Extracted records
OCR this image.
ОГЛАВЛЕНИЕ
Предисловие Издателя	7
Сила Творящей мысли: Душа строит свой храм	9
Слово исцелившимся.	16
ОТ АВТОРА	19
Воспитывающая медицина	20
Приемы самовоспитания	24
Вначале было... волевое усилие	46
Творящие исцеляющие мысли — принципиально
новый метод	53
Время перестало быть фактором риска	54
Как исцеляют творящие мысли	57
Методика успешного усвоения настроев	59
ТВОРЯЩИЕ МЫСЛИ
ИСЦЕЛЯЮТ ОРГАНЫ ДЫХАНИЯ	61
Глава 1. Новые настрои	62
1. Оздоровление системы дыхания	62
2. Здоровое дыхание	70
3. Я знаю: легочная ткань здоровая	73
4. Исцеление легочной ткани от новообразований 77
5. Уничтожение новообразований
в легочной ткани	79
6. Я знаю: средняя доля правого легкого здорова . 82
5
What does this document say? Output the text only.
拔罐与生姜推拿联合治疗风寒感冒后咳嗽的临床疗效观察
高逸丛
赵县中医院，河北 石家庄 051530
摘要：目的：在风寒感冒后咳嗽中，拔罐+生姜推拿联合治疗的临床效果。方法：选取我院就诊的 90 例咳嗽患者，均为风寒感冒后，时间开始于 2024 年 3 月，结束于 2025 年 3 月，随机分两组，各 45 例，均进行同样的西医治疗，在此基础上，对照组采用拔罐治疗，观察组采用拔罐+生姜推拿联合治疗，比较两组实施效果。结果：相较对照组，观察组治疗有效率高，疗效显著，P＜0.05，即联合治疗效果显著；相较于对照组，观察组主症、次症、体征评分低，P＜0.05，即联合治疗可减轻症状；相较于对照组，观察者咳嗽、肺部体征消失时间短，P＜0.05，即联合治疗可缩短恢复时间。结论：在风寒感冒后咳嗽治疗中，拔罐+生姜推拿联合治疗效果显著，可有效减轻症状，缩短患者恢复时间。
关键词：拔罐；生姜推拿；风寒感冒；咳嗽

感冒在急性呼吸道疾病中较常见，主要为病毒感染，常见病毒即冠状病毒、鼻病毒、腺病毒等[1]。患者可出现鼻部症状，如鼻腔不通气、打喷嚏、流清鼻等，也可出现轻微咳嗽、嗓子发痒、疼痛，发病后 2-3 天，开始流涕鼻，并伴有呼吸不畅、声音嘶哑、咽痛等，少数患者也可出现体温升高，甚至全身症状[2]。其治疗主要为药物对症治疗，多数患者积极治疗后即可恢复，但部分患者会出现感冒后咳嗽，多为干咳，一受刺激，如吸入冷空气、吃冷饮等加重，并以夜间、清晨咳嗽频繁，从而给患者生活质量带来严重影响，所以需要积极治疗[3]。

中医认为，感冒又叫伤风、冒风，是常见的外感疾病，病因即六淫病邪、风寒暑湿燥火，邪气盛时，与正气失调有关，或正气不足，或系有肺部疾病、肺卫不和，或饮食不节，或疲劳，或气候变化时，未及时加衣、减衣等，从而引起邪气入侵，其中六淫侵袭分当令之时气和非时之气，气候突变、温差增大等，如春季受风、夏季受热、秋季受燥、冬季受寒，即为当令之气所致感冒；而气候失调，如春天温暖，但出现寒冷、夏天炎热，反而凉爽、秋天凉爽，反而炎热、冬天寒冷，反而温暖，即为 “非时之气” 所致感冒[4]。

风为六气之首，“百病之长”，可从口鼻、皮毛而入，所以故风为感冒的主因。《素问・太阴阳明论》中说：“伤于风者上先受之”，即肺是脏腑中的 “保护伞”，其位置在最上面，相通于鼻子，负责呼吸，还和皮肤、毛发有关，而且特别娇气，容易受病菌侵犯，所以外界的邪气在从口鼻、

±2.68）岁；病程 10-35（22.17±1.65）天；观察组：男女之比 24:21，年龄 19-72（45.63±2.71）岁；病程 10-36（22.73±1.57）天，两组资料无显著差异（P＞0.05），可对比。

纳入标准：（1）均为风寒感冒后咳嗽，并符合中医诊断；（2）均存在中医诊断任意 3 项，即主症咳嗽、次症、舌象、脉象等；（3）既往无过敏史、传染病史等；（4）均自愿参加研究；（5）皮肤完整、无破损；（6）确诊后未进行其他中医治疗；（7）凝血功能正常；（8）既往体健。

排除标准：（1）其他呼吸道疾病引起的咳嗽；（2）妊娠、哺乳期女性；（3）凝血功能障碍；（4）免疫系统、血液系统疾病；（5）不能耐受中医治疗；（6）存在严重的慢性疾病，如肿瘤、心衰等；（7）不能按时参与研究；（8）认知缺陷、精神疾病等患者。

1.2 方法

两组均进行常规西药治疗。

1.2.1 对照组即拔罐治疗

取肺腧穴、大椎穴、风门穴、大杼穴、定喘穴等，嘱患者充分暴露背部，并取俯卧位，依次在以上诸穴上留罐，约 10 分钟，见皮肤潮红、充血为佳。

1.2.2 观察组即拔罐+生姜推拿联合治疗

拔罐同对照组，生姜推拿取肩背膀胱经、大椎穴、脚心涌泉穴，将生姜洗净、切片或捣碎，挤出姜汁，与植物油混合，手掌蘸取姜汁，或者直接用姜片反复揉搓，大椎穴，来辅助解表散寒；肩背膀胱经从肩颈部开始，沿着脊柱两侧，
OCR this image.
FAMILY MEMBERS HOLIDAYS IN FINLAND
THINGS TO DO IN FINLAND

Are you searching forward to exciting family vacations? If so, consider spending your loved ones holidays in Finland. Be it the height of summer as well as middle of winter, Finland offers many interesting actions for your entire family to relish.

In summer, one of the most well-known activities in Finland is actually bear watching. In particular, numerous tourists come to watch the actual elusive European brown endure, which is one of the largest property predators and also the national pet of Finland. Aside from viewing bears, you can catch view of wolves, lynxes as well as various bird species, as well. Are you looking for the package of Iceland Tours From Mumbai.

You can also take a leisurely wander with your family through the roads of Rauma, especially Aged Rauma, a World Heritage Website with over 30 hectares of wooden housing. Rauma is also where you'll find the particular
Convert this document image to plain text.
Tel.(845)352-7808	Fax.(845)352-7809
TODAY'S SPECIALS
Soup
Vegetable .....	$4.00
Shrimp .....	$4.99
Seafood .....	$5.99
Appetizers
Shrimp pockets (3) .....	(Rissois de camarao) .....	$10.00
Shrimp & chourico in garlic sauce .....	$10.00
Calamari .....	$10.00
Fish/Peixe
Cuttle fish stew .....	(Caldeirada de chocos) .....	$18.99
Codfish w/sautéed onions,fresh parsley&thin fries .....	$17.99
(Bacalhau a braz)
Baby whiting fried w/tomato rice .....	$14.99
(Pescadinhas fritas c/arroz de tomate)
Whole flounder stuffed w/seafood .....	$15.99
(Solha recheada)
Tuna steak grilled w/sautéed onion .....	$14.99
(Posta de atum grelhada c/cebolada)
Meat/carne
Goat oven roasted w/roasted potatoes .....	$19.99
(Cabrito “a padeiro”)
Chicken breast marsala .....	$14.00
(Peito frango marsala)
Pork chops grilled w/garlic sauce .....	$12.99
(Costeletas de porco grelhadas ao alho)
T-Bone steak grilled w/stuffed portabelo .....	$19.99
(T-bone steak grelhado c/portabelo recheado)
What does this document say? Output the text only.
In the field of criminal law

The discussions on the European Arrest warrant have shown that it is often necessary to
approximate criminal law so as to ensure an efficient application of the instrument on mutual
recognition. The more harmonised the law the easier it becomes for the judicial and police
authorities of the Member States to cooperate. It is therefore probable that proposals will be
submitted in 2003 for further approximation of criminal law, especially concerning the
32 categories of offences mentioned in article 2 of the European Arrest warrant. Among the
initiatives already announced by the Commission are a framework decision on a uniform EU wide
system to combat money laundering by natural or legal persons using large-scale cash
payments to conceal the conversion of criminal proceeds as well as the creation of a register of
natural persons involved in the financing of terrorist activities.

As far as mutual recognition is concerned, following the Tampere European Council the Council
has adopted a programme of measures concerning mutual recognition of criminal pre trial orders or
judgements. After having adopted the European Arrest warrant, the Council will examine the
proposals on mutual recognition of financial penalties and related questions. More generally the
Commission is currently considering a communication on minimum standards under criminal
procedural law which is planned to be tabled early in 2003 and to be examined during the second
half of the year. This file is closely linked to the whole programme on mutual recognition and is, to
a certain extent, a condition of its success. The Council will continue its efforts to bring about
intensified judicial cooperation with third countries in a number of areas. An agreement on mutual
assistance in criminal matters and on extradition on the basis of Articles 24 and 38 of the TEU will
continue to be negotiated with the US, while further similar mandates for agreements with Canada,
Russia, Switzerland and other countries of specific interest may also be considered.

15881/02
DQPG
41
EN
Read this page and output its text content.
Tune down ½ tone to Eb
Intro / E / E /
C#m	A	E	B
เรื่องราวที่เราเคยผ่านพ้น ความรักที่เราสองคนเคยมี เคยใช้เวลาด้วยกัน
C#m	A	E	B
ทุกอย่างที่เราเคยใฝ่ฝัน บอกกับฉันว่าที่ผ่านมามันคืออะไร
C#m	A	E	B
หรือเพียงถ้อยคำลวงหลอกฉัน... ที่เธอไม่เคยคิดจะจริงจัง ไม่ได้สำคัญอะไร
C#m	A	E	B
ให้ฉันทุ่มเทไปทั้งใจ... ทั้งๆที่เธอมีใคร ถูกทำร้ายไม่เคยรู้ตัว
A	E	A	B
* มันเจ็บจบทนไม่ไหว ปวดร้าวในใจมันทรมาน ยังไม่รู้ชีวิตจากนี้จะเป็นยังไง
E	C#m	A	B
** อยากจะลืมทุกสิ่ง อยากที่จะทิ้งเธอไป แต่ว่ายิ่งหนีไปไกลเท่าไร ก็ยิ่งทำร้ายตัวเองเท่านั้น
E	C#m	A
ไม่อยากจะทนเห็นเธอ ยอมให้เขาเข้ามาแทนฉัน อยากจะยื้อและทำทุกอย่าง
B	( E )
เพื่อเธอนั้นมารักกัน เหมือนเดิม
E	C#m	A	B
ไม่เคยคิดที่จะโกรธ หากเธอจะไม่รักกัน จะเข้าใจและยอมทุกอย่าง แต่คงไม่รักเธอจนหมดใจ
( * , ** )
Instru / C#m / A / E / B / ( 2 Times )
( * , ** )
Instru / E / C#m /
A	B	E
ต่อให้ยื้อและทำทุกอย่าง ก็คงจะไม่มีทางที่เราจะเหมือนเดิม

> _Short problem_: Using the records above, gather all lines where the string "stuffed" is present.

> _Response below_:
Whole flounder stuffed w/seafood .....	$15.99
T-Bone steak grilled w/stuffed portabelo .....	$19.99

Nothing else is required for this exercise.